> **YOUR INSTRUCTIONS**: Give only the number of lines where "video" occurs.

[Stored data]

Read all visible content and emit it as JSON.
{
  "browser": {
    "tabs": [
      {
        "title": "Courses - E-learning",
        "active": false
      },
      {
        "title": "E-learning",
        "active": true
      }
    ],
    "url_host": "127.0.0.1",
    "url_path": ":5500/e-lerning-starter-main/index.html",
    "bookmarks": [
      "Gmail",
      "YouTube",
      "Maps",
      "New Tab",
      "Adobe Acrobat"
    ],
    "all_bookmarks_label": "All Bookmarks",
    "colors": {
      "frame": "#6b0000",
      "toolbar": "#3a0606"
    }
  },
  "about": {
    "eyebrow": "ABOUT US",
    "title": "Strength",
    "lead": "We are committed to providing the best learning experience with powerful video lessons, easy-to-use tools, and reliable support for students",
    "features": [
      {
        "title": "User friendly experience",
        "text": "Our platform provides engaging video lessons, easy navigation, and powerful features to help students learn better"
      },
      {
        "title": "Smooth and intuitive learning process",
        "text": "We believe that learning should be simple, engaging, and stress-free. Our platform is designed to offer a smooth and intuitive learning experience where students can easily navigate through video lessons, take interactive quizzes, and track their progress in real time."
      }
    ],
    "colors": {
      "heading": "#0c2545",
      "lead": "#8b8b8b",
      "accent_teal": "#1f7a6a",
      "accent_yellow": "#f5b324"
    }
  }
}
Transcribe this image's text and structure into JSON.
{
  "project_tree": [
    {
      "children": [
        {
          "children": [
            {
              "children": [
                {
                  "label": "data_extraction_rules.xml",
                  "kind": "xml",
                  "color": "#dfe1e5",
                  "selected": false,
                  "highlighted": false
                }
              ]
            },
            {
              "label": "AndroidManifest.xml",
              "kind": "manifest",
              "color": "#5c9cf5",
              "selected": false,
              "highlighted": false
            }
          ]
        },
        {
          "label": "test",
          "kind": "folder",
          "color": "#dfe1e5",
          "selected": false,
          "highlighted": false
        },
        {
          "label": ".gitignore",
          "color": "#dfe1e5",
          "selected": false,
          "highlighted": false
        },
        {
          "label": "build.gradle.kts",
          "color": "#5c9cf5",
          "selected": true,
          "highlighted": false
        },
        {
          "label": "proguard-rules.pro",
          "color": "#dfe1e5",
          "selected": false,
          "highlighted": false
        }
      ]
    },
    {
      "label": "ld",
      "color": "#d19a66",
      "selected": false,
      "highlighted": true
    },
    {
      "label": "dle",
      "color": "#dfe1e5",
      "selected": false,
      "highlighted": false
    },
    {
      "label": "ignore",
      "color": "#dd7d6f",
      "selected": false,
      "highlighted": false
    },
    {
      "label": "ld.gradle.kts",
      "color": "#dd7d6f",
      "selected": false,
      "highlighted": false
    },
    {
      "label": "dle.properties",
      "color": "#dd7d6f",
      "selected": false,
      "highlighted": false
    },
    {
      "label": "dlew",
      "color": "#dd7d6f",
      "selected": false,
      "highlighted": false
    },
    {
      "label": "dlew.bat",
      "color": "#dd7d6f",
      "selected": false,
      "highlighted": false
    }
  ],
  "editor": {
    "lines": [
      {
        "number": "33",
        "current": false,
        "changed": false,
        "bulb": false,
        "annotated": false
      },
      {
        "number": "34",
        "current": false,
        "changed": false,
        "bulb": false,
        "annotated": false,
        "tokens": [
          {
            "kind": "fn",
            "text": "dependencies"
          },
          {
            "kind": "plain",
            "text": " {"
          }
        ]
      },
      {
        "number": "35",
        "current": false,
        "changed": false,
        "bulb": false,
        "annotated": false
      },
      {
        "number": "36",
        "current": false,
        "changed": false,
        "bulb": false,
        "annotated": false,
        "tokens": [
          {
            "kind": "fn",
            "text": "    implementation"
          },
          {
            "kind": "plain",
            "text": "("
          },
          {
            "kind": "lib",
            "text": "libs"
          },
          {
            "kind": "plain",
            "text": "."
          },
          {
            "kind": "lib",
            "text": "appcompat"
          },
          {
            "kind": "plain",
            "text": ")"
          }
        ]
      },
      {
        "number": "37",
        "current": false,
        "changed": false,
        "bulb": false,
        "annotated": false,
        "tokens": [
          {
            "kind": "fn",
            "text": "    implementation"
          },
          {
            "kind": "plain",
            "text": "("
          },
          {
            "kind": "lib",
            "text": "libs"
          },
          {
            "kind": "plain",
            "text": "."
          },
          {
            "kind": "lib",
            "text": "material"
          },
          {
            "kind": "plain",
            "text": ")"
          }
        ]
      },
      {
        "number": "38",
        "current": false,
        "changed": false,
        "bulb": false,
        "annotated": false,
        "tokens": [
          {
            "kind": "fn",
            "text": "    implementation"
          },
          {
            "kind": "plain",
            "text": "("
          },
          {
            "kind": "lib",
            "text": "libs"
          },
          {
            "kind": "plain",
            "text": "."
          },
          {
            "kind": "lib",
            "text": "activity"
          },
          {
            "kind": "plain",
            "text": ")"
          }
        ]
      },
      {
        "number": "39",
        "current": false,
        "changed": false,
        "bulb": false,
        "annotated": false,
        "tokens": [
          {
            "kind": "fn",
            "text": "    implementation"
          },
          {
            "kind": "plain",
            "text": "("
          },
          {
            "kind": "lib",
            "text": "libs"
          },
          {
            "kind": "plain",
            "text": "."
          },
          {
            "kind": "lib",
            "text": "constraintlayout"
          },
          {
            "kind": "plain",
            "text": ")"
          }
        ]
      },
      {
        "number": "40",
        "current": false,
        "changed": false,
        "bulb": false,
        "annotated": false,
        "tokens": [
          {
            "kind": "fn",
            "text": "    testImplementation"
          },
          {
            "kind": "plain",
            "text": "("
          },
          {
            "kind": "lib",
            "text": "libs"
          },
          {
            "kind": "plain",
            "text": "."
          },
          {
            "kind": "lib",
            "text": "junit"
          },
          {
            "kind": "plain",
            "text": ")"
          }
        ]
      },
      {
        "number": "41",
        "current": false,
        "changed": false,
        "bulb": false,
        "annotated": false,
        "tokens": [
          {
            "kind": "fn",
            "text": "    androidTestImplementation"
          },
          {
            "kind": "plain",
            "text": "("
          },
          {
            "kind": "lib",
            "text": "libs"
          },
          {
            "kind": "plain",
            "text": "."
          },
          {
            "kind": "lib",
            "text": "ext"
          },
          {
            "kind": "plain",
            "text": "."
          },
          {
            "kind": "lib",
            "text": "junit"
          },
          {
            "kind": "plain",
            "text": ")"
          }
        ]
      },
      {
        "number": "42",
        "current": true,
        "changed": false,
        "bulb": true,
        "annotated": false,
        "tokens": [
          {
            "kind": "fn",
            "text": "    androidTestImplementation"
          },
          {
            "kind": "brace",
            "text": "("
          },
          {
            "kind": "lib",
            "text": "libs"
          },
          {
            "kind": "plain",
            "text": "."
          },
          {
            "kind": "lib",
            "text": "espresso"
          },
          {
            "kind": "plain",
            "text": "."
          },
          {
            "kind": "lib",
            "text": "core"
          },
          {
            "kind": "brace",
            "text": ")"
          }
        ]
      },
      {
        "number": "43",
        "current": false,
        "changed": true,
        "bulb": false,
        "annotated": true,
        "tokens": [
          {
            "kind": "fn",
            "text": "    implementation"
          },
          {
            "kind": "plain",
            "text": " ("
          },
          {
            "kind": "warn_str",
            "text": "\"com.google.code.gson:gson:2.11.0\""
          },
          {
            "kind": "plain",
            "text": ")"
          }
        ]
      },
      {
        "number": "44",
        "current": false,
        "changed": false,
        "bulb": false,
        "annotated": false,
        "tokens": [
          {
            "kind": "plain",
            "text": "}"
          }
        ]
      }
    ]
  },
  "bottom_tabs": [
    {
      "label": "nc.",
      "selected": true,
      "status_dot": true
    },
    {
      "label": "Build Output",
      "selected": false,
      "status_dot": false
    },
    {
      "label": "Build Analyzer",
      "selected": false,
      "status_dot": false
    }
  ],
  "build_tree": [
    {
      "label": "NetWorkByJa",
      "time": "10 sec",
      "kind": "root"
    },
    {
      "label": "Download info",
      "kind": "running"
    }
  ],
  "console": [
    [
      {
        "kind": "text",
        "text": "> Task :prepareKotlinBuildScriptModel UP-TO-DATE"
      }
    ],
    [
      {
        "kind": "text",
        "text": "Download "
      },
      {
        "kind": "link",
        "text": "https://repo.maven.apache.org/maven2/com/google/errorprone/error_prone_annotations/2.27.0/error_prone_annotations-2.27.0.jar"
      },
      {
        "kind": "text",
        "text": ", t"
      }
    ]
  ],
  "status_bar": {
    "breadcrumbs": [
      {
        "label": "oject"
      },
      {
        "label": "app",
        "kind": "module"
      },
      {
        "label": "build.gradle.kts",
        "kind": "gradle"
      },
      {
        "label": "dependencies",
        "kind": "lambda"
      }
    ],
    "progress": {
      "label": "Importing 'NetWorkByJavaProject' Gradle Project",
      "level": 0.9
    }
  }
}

> **FULL RESPONSE**: 3